Copy every record exactly, and keep the pictures out.
◆ ◆ ◆ ◆
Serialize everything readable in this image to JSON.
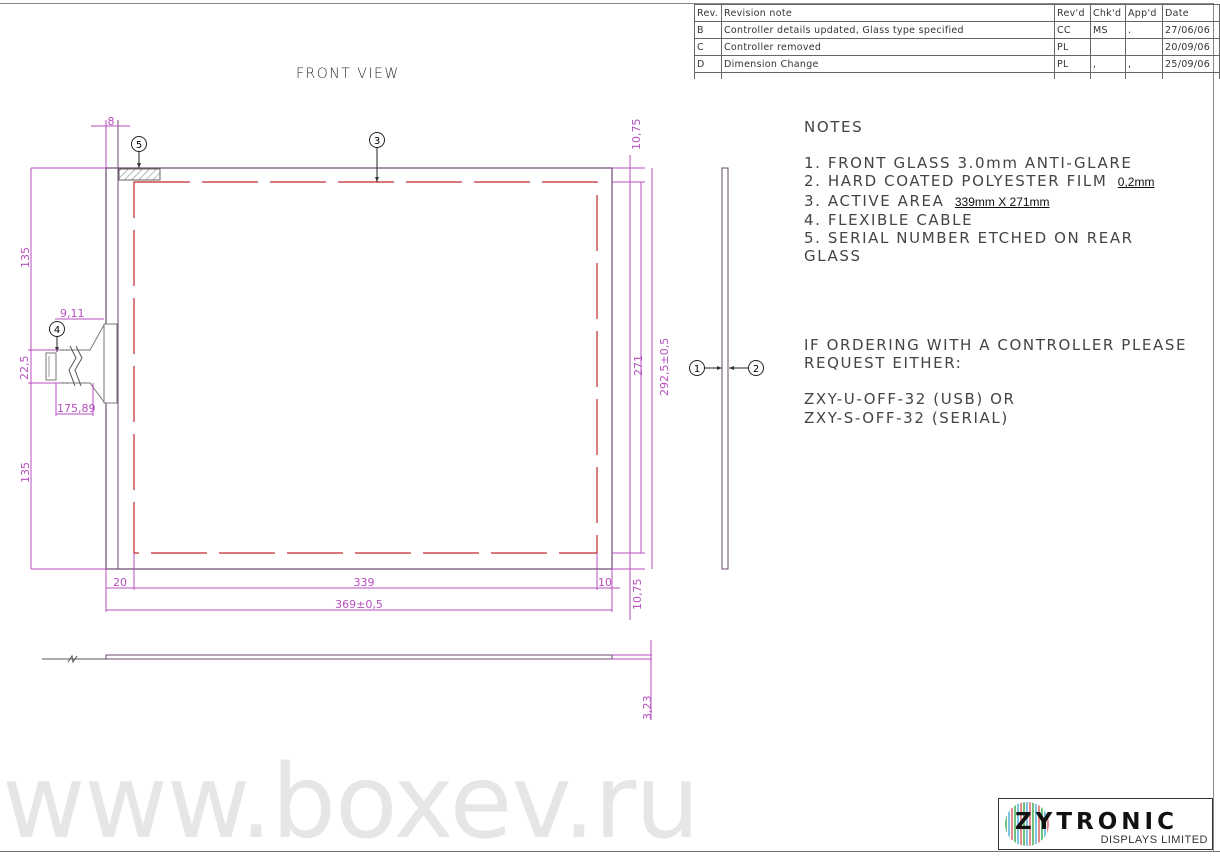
{
  "revision_table": {
    "headers": [
      "Rev.",
      "Revision note",
      "Rev'd",
      "Chk'd",
      "App'd",
      "Date"
    ],
    "rows": [
      {
        "rev": "B",
        "note": "Controller details updated, Glass type specified",
        "revd": "CC",
        "chkd": "MS",
        "appd": ".",
        "date": "27/06/06"
      },
      {
        "rev": "C",
        "note": "Controller removed",
        "revd": "PL",
        "chkd": "",
        "appd": "",
        "date": "20/09/06"
      },
      {
        "rev": "D",
        "note": "Dimension Change",
        "revd": "PL",
        "chkd": ",",
        "appd": ",",
        "date": "25/09/06"
      }
    ]
  },
  "view_title": "FRONT VIEW",
  "notes": {
    "heading": "NOTES",
    "items": [
      {
        "text": "1. FRONT GLASS 3.0mm ANTI-GLARE",
        "value": ""
      },
      {
        "text": "2. HARD COATED POLYESTER FILM",
        "value": "0,2mm"
      },
      {
        "text": "3. ACTIVE AREA",
        "value": "339mm X 271mm"
      },
      {
        "text": "4. FLEXIBLE CABLE",
        "value": ""
      },
      {
        "text": "5. SERIAL NUMBER ETCHED ON REAR",
        "value": ""
      },
      {
        "text": "GLASS",
        "value": ""
      }
    ]
  },
  "ordering": {
    "line1": "IF ORDERING WITH A CONTROLLER PLEASE",
    "line2": "REQUEST EITHER:",
    "option_usb": "ZXY-U-OFF-32 (USB) OR",
    "option_serial": "ZXY-S-OFF-32 (SERIAL)"
  },
  "dimensions": {
    "bezel_left_width": "8",
    "top_margin": "10,75",
    "bottom_margin": "10,75",
    "left_upper": "135",
    "left_lower": "135",
    "cable_width": "22,5",
    "cable_offset": "9,11",
    "cable_length": "175,89",
    "left_border": "20",
    "active_width": "339",
    "right_border": "10",
    "overall_width": "369±0,5",
    "active_height": "271",
    "overall_height": "292,5±0,5",
    "thickness": "3,23"
  },
  "callouts": [
    "1",
    "2",
    "3",
    "4",
    "5"
  ],
  "colors": {
    "dimension": "#b84fc0",
    "active_area": "#c0282c",
    "outline": "#6a4a6e"
  },
  "watermark": "www.boxev.ru",
  "logo": {
    "name": "ZYTRONIC",
    "subtitle": "DISPLAYS LIMITED"
  }
}
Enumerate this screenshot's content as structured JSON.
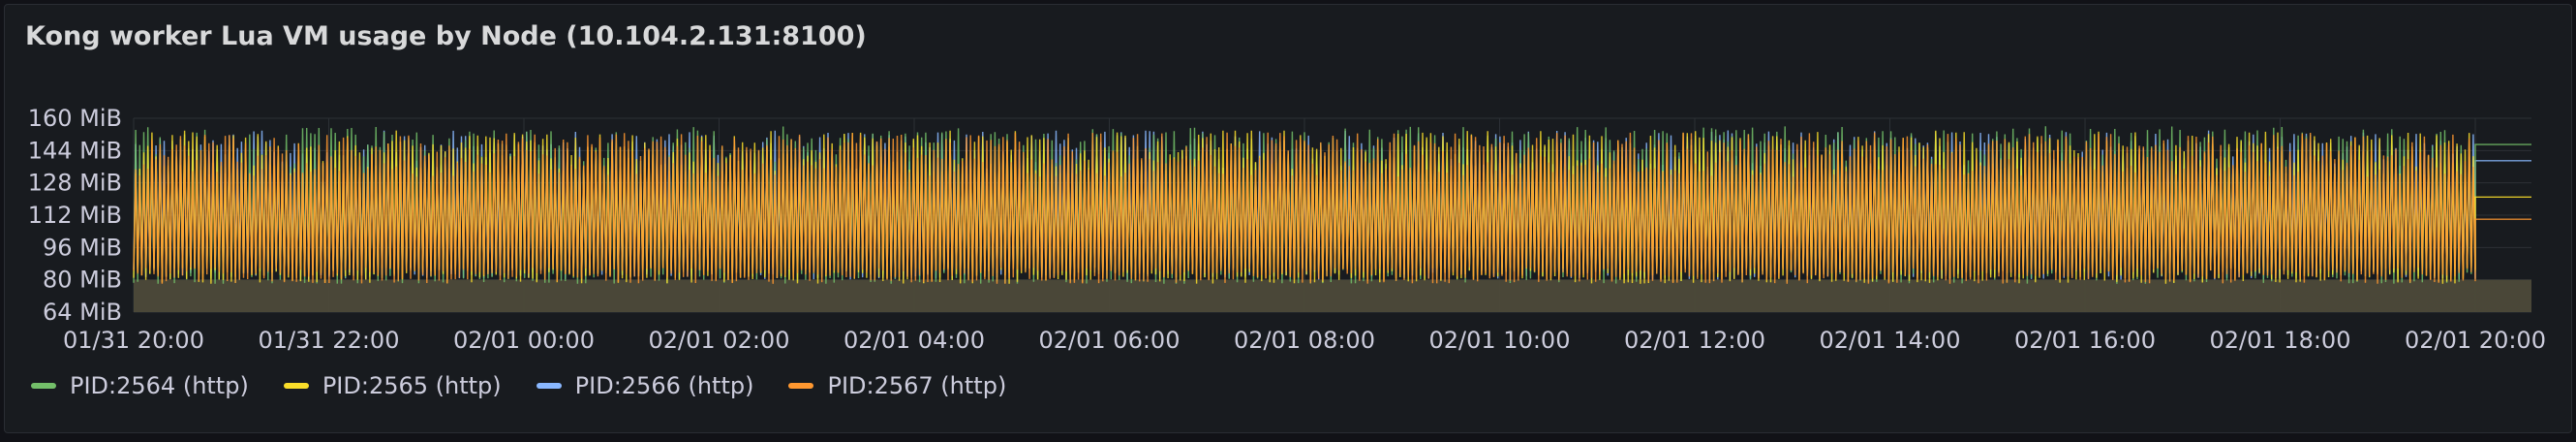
{
  "panel": {
    "title": "Kong worker Lua VM usage by Node (10.104.2.131:8100)"
  },
  "chart_data": {
    "type": "line",
    "title": "Kong worker Lua VM usage by Node (10.104.2.131:8100)",
    "xlabel": "",
    "ylabel": "",
    "y_unit": "MiB",
    "ylim": [
      64,
      160
    ],
    "y_ticks": [
      "64 MiB",
      "80 MiB",
      "96 MiB",
      "112 MiB",
      "128 MiB",
      "144 MiB",
      "160 MiB"
    ],
    "y_tick_values": [
      64,
      80,
      96,
      112,
      128,
      144,
      160
    ],
    "x_range": [
      "01/31 20:00",
      "02/01 20:00"
    ],
    "x_ticks": [
      "01/31 20:00",
      "01/31 22:00",
      "02/01 00:00",
      "02/01 02:00",
      "02/01 04:00",
      "02/01 06:00",
      "02/01 08:00",
      "02/01 10:00",
      "02/01 12:00",
      "02/01 14:00",
      "02/01 16:00",
      "02/01 18:00",
      "02/01 20:00"
    ],
    "fill_baseline": 64,
    "fill_level": 80,
    "grid": true,
    "legend_position": "bottom-left",
    "series": [
      {
        "name": "PID:2564 (http)",
        "color": "#73bf69",
        "min": 78,
        "max": 156,
        "final": 147
      },
      {
        "name": "PID:2565 (http)",
        "color": "#fade2a",
        "min": 78,
        "max": 154,
        "final": 121
      },
      {
        "name": "PID:2566 (http)",
        "color": "#8ab8ff",
        "min": 80,
        "max": 154,
        "final": 139
      },
      {
        "name": "PID:2567 (http)",
        "color": "#ff9830",
        "min": 78,
        "max": 153,
        "final": 110
      }
    ]
  }
}
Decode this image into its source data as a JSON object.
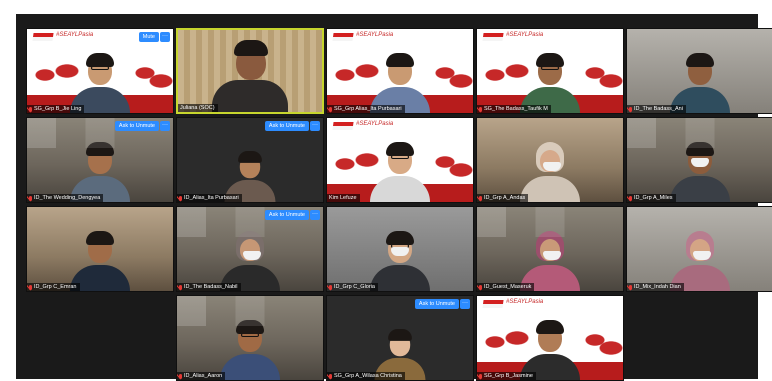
{
  "brand_tag": "#SEAYLPasia",
  "colors": {
    "accent_button": "#2d8cff",
    "active_speaker_border": "#c7d62e",
    "muted_mic": "#e53935",
    "banner_red": "#c62828"
  },
  "icons": {
    "mic_muted": "mic-muted-icon",
    "more": "more-options-icon"
  },
  "more_label": "···",
  "tiles": [
    {
      "name": "SG_Grp B_Jie Ling",
      "action": "Mute"
    },
    {
      "name": "Juliana (SOC)",
      "action": ""
    },
    {
      "name": "SG_Grp Alias_Ita Purbasari",
      "action": ""
    },
    {
      "name": "SG_The Badass_Taufik M",
      "action": ""
    },
    {
      "name": "ID_The Badass_Ani",
      "action": ""
    },
    {
      "name": "ID_The Wedding_Dengyea",
      "action": "Ask to Unmute"
    },
    {
      "name": "ID_Alias_Ita Purbasari",
      "action": "Ask to Unmute"
    },
    {
      "name": "Kim Lefuze",
      "action": ""
    },
    {
      "name": "ID_Grp A_Andas",
      "action": ""
    },
    {
      "name": "ID_Grp A_Miles",
      "action": ""
    },
    {
      "name": "ID_Grp C_Emran",
      "action": ""
    },
    {
      "name": "ID_The Badass_Nabil",
      "action": "Ask to Unmute"
    },
    {
      "name": "ID_Grp C_Gloria",
      "action": ""
    },
    {
      "name": "ID_Guest_Maseruk",
      "action": ""
    },
    {
      "name": "ID_Mix_Indah Dian",
      "action": ""
    },
    {
      "name": "ID_Alias_Aaron",
      "action": ""
    },
    {
      "name": "SG_Grp A_Wilasa Christina",
      "action": "Ask to Unmute"
    },
    {
      "name": "SG_Grp B_Jasmine",
      "action": ""
    }
  ]
}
◆ ◆ ◆ ◆
Answer below>
Serialize everything readable in this image to JSON.
{
  "revision_table": {
    "headers": [
      "Rev.",
      "Revision note",
      "Rev'd",
      "Chk'd",
      "App'd",
      "Date"
    ],
    "rows": [
      {
        "rev": "B",
        "note": "Controller details updated, Glass type specified",
        "revd": "CC",
        "chkd": "MS",
        "appd": ".",
        "date": "27/06/06"
      },
      {
        "rev": "C",
        "note": "Controller removed",
        "revd": "PL",
        "chkd": "",
        "appd": "",
        "date": "20/09/06"
      },
      {
        "rev": "D",
        "note": "Dimension Change",
        "revd": "PL",
        "chkd": ",",
        "appd": ",",
        "date": "25/09/06"
      }
    ]
  },
  "view_title": "FRONT VIEW",
  "notes": {
    "heading": "NOTES",
    "items": [
      {
        "text": "1. FRONT GLASS 3.0mm ANTI-GLARE",
        "value": ""
      },
      {
        "text": "2. HARD COATED POLYESTER FILM",
        "value": "0,2mm"
      },
      {
        "text": "3. ACTIVE AREA",
        "value": "339mm X 271mm"
      },
      {
        "text": "4. FLEXIBLE CABLE",
        "value": ""
      },
      {
        "text": "5. SERIAL NUMBER ETCHED ON REAR",
        "value": ""
      },
      {
        "text": "GLASS",
        "value": ""
      }
    ]
  },
  "ordering": {
    "line1": "IF ORDERING WITH A CONTROLLER PLEASE",
    "line2": "REQUEST EITHER:",
    "option_usb": "ZXY-U-OFF-32 (USB) OR",
    "option_serial": "ZXY-S-OFF-32 (SERIAL)"
  },
  "dimensions": {
    "bezel_left_width": "8",
    "top_margin": "10,75",
    "bottom_margin": "10,75",
    "left_upper": "135",
    "left_lower": "135",
    "cable_width": "22,5",
    "cable_offset": "9,11",
    "cable_length": "175,89",
    "left_border": "20",
    "active_width": "339",
    "right_border": "10",
    "overall_width": "369±0,5",
    "active_height": "271",
    "overall_height": "292,5±0,5",
    "thickness": "3,23"
  },
  "callouts": [
    "1",
    "2",
    "3",
    "4",
    "5"
  ],
  "colors": {
    "dimension": "#b84fc0",
    "active_area": "#c0282c",
    "outline": "#6a4a6e"
  },
  "watermark": "www.boxev.ru",
  "logo": {
    "name": "ZYTRONIC",
    "subtitle": "DISPLAYS LIMITED"
  }
}
Enumerate this screenshot's content as structured JSON.
{
  "panel": {
    "title": "Kong worker Lua VM usage by Node (10.104.2.131:8100)"
  },
  "chart_data": {
    "type": "line",
    "title": "Kong worker Lua VM usage by Node (10.104.2.131:8100)",
    "xlabel": "",
    "ylabel": "",
    "y_unit": "MiB",
    "ylim": [
      64,
      160
    ],
    "y_ticks": [
      "64 MiB",
      "80 MiB",
      "96 MiB",
      "112 MiB",
      "128 MiB",
      "144 MiB",
      "160 MiB"
    ],
    "y_tick_values": [
      64,
      80,
      96,
      112,
      128,
      144,
      160
    ],
    "x_range": [
      "01/31 20:00",
      "02/01 20:00"
    ],
    "x_ticks": [
      "01/31 20:00",
      "01/31 22:00",
      "02/01 00:00",
      "02/01 02:00",
      "02/01 04:00",
      "02/01 06:00",
      "02/01 08:00",
      "02/01 10:00",
      "02/01 12:00",
      "02/01 14:00",
      "02/01 16:00",
      "02/01 18:00",
      "02/01 20:00"
    ],
    "fill_baseline": 64,
    "fill_level": 80,
    "grid": true,
    "legend_position": "bottom-left",
    "series": [
      {
        "name": "PID:2564 (http)",
        "color": "#73bf69",
        "min": 78,
        "max": 156,
        "final": 147
      },
      {
        "name": "PID:2565 (http)",
        "color": "#fade2a",
        "min": 78,
        "max": 154,
        "final": 121
      },
      {
        "name": "PID:2566 (http)",
        "color": "#8ab8ff",
        "min": 80,
        "max": 154,
        "final": 139
      },
      {
        "name": "PID:2567 (http)",
        "color": "#ff9830",
        "min": 78,
        "max": 153,
        "final": 110
      }
    ]
  }
}
Decode this image into its source data as a JSON object.
{
  "brand_tag": "#SEAYLPasia",
  "colors": {
    "accent_button": "#2d8cff",
    "active_speaker_border": "#c7d62e",
    "muted_mic": "#e53935",
    "banner_red": "#c62828"
  },
  "icons": {
    "mic_muted": "mic-muted-icon",
    "more": "more-options-icon"
  },
  "more_label": "···",
  "tiles": [
    {
      "name": "SG_Grp B_Jie Ling",
      "action": "Mute"
    },
    {
      "name": "Juliana (SOC)",
      "action": ""
    },
    {
      "name": "SG_Grp Alias_Ita Purbasari",
      "action": ""
    },
    {
      "name": "SG_The Badass_Taufik M",
      "action": ""
    },
    {
      "name": "ID_The Badass_Ani",
      "action": ""
    },
    {
      "name": "ID_The Wedding_Dengyea",
      "action": "Ask to Unmute"
    },
    {
      "name": "ID_Alias_Ita Purbasari",
      "action": "Ask to Unmute"
    },
    {
      "name": "Kim Lefuze",
      "action": ""
    },
    {
      "name": "ID_Grp A_Andas",
      "action": ""
    },
    {
      "name": "ID_Grp A_Miles",
      "action": ""
    },
    {
      "name": "ID_Grp C_Emran",
      "action": ""
    },
    {
      "name": "ID_The Badass_Nabil",
      "action": "Ask to Unmute"
    },
    {
      "name": "ID_Grp C_Gloria",
      "action": ""
    },
    {
      "name": "ID_Guest_Maseruk",
      "action": ""
    },
    {
      "name": "ID_Mix_Indah Dian",
      "action": ""
    },
    {
      "name": "ID_Alias_Aaron",
      "action": ""
    },
    {
      "name": "SG_Grp A_Wilasa Christina",
      "action": "Ask to Unmute"
    },
    {
      "name": "SG_Grp B_Jasmine",
      "action": ""
    }
  ]
}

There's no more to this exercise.